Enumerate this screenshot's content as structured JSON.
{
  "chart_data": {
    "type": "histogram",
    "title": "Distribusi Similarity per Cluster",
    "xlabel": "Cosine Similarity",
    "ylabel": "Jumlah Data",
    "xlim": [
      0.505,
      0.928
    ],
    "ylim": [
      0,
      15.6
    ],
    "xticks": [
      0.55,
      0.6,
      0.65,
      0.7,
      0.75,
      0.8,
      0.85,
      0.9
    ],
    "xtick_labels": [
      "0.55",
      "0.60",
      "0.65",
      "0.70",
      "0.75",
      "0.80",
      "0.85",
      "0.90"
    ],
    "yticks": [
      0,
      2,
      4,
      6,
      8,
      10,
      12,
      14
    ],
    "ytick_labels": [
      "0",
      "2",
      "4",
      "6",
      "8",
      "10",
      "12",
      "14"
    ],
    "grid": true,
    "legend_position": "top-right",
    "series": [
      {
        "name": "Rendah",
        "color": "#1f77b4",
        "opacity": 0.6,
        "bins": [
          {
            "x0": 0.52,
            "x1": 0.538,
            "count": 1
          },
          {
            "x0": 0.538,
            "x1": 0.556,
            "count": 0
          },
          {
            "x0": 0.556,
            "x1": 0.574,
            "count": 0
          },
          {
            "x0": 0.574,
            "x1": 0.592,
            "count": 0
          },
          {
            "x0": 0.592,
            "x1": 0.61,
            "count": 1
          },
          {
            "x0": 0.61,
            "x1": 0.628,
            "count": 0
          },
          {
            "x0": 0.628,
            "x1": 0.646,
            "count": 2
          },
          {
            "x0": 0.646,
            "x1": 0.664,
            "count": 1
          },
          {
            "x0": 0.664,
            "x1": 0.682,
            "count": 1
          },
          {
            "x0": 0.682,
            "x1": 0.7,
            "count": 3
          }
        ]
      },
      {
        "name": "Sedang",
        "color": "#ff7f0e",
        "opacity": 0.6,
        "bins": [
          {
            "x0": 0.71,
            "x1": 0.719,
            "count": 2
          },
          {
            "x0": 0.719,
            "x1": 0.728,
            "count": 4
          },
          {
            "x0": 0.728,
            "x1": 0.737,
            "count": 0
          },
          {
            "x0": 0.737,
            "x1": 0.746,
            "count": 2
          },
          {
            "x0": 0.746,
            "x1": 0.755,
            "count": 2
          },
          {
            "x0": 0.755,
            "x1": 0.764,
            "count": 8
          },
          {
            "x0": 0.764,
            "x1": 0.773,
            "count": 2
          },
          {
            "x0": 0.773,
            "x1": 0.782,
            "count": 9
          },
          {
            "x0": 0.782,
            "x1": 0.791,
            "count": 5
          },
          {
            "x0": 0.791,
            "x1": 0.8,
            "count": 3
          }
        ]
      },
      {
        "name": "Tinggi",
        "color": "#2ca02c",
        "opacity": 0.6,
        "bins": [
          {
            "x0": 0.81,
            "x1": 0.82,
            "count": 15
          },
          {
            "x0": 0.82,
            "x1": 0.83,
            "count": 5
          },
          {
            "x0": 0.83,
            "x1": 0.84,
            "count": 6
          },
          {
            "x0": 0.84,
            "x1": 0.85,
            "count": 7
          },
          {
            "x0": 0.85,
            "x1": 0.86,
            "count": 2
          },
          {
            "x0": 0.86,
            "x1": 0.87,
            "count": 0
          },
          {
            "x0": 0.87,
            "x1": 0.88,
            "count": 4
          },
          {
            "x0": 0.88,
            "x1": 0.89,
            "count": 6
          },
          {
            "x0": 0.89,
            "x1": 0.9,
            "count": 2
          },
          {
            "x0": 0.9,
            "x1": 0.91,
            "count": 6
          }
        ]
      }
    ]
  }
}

■ ■ ■ ■ ■

_WHAT YOU HAVE TO DO_
Extract every record and return it verbatim.

_RESULT BELOW_
Enumerate this screenshot's content as structured JSON.
{
  "chart_data": {
    "type": "histogram",
    "title": "Distribusi Similarity per Cluster",
    "xlabel": "Cosine Similarity",
    "ylabel": "Jumlah Data",
    "xlim": [
      0.505,
      0.928
    ],
    "ylim": [
      0,
      15.6
    ],
    "xticks": [
      0.55,
      0.6,
      0.65,
      0.7,
      0.75,
      0.8,
      0.85,
      0.9
    ],
    "xtick_labels": [
      "0.55",
      "0.60",
      "0.65",
      "0.70",
      "0.75",
      "0.80",
      "0.85",
      "0.90"
    ],
    "yticks": [
      0,
      2,
      4,
      6,
      8,
      10,
      12,
      14
    ],
    "ytick_labels": [
      "0",
      "2",
      "4",
      "6",
      "8",
      "10",
      "12",
      "14"
    ],
    "grid": true,
    "legend_position": "top-right",
    "series": [
      {
        "name": "Rendah",
        "color": "#1f77b4",
        "opacity": 0.6,
        "bins": [
          {
            "x0": 0.52,
            "x1": 0.538,
            "count": 1
          },
          {
            "x0": 0.538,
            "x1": 0.556,
            "count": 0
          },
          {
            "x0": 0.556,
            "x1": 0.574,
            "count": 0
          },
          {
            "x0": 0.574,
            "x1": 0.592,
            "count": 0
          },
          {
            "x0": 0.592,
            "x1": 0.61,
            "count": 1
          },
          {
            "x0": 0.61,
            "x1": 0.628,
            "count": 0
          },
          {
            "x0": 0.628,
            "x1": 0.646,
            "count": 2
          },
          {
            "x0": 0.646,
            "x1": 0.664,
            "count": 1
          },
          {
            "x0": 0.664,
            "x1": 0.682,
            "count": 1
          },
          {
            "x0": 0.682,
            "x1": 0.7,
            "count": 3
          }
        ]
      },
      {
        "name": "Sedang",
        "color": "#ff7f0e",
        "opacity": 0.6,
        "bins": [
          {
            "x0": 0.71,
            "x1": 0.719,
            "count": 2
          },
          {
            "x0": 0.719,
            "x1": 0.728,
            "count": 4
          },
          {
            "x0": 0.728,
            "x1": 0.737,
            "count": 0
          },
          {
            "x0": 0.737,
            "x1": 0.746,
            "count": 2
          },
          {
            "x0": 0.746,
            "x1": 0.755,
            "count": 2
          },
          {
            "x0": 0.755,
            "x1": 0.764,
            "count": 8
          },
          {
            "x0": 0.764,
            "x1": 0.773,
            "count": 2
          },
          {
            "x0": 0.773,
            "x1": 0.782,
            "count": 9
          },
          {
            "x0": 0.782,
            "x1": 0.791,
            "count": 5
          },
          {
            "x0": 0.791,
            "x1": 0.8,
            "count": 3
          }
        ]
      },
      {
        "name": "Tinggi",
        "color": "#2ca02c",
        "opacity": 0.6,
        "bins": [
          {
            "x0": 0.81,
            "x1": 0.82,
            "count": 15
          },
          {
            "x0": 0.82,
            "x1": 0.83,
            "count": 5
          },
          {
            "x0": 0.83,
            "x1": 0.84,
            "count": 6
          },
          {
            "x0": 0.84,
            "x1": 0.85,
            "count": 7
          },
          {
            "x0": 0.85,
            "x1": 0.86,
            "count": 2
          },
          {
            "x0": 0.86,
            "x1": 0.87,
            "count": 0
          },
          {
            "x0": 0.87,
            "x1": 0.88,
            "count": 4
          },
          {
            "x0": 0.88,
            "x1": 0.89,
            "count": 6
          },
          {
            "x0": 0.89,
            "x1": 0.9,
            "count": 2
          },
          {
            "x0": 0.9,
            "x1": 0.91,
            "count": 6
          }
        ]
      }
    ]
  }
}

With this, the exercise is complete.